You are viewing a plain text version of this content. The canonical link for it is here.
Posted to dev@arrow.apache.org by Richard Bachmann <ri...@cern.ch> on 2019/11/07 13:11:02 UTC

Apache Arrow build with needed dependencies only

Hello,
I'm contacting you on behalf of the LCG Releases team at CERN. We 
provide a common software stack for LHCb, ATLAS and others to be used at 
CERN and the worldwide computing grid.

Right now we're looking into optimizing the way we're building Apache 
Arrow (C++ & Python) and its dependencies. Ideally we'd like to build 
Arrow using only the minimum of necessary dependencies to run it, and to 
use packages already installed in the stack to fulfill these 
dependencies. The former would be nice to keep the stack clean, the 
latter would help us avoid duplication and failing builds due to mirrors 
going offline.

Our builds currently run with the ARROW_DEPENDENCY_SOURCE=AUTO 
<https://github.com/apache/arrow/blob/master/docs/source/developers/cpp.rst> 
setting, which results in duplicate and non-essential packages being 
downloaded by Arrow, as well as dependency on external mirrors. Setting 
it to SYSTEM allows us to avoid the downloads, but then the build 
process fails due to missing unused dependencies.

(Element box listing)
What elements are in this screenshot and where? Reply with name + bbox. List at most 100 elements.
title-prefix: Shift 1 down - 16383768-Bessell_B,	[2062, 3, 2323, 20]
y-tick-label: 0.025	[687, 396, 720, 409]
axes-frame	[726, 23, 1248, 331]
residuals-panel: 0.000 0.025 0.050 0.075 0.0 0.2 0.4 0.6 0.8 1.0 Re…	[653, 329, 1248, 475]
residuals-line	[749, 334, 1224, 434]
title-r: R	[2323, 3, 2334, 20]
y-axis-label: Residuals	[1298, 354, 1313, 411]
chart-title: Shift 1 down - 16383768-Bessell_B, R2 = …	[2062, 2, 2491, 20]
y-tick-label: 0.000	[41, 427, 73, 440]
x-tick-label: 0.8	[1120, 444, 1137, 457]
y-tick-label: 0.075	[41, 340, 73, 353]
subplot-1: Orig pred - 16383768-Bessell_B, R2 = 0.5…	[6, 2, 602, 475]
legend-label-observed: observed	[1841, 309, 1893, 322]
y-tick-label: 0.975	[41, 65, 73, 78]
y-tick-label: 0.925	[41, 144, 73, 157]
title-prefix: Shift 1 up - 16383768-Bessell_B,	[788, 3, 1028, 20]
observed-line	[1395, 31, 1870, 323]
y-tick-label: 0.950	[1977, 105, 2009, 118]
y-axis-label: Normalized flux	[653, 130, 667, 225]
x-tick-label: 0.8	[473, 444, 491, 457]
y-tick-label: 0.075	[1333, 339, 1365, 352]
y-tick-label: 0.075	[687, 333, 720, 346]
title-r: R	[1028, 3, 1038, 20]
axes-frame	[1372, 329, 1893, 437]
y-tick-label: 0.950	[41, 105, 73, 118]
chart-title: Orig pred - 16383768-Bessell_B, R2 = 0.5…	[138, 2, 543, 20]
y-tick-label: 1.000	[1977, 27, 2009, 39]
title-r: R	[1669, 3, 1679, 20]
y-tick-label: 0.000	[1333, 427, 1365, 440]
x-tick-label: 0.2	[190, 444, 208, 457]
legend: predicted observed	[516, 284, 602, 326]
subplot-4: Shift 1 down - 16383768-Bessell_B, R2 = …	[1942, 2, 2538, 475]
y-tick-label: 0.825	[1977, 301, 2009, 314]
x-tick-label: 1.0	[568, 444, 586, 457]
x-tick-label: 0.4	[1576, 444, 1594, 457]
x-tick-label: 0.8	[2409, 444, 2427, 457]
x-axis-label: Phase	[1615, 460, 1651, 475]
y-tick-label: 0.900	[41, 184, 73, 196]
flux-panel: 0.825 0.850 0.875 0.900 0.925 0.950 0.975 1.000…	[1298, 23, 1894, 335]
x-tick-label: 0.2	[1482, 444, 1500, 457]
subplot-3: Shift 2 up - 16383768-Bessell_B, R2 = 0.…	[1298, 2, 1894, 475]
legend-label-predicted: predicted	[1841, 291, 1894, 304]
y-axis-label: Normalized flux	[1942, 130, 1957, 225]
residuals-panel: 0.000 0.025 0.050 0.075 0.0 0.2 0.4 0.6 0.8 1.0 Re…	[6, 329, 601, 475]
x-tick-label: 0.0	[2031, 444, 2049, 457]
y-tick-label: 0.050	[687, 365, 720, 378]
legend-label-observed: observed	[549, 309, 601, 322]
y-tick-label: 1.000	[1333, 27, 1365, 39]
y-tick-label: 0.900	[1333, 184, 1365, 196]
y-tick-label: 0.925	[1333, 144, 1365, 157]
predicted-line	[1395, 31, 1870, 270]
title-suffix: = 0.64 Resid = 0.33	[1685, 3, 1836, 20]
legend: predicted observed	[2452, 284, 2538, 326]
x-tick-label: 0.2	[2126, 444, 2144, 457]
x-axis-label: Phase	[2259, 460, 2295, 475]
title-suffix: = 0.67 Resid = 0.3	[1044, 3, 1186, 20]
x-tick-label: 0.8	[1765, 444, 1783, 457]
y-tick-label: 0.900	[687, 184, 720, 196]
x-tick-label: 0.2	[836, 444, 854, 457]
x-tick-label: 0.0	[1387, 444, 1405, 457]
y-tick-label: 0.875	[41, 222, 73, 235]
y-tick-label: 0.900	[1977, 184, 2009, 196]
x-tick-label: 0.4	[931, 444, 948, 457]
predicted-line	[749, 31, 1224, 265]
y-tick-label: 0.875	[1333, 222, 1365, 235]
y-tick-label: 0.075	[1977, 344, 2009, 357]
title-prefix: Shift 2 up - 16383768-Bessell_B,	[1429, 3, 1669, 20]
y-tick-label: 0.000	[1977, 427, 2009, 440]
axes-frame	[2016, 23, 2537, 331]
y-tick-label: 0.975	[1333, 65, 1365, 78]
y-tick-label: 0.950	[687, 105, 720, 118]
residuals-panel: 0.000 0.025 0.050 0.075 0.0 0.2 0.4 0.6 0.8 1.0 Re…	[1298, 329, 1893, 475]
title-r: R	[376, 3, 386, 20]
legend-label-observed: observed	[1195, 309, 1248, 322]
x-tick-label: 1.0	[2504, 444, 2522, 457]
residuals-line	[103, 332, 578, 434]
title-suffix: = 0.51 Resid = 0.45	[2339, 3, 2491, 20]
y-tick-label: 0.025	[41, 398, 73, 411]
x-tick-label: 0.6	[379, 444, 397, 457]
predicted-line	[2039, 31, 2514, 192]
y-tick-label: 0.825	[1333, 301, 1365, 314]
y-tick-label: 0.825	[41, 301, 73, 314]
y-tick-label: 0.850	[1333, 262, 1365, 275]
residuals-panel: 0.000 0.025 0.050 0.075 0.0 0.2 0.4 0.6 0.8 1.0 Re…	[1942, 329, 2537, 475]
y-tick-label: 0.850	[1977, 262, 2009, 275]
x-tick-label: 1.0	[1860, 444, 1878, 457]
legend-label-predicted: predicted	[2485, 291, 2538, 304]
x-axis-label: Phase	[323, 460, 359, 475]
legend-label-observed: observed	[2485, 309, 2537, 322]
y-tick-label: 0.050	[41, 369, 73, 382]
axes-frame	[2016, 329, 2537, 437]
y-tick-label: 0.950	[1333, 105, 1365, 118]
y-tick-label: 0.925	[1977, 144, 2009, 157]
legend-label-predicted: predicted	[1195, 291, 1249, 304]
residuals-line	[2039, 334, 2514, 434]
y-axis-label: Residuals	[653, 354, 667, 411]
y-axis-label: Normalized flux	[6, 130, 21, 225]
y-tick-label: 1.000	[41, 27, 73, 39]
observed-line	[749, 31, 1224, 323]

§ **Exercise**
Translate this sentence from the Apache Arrow build post into Spanish: "Setting it to SYSTEM allows us to avoid the downloads, but then the build process fails due to missing unused dependencies."

§ **Solution below**
Establecerlo en SYSTEM nos permite evitar las descargas, pero entonces el proceso de compilación falla por la falta de dependencias que no se usan.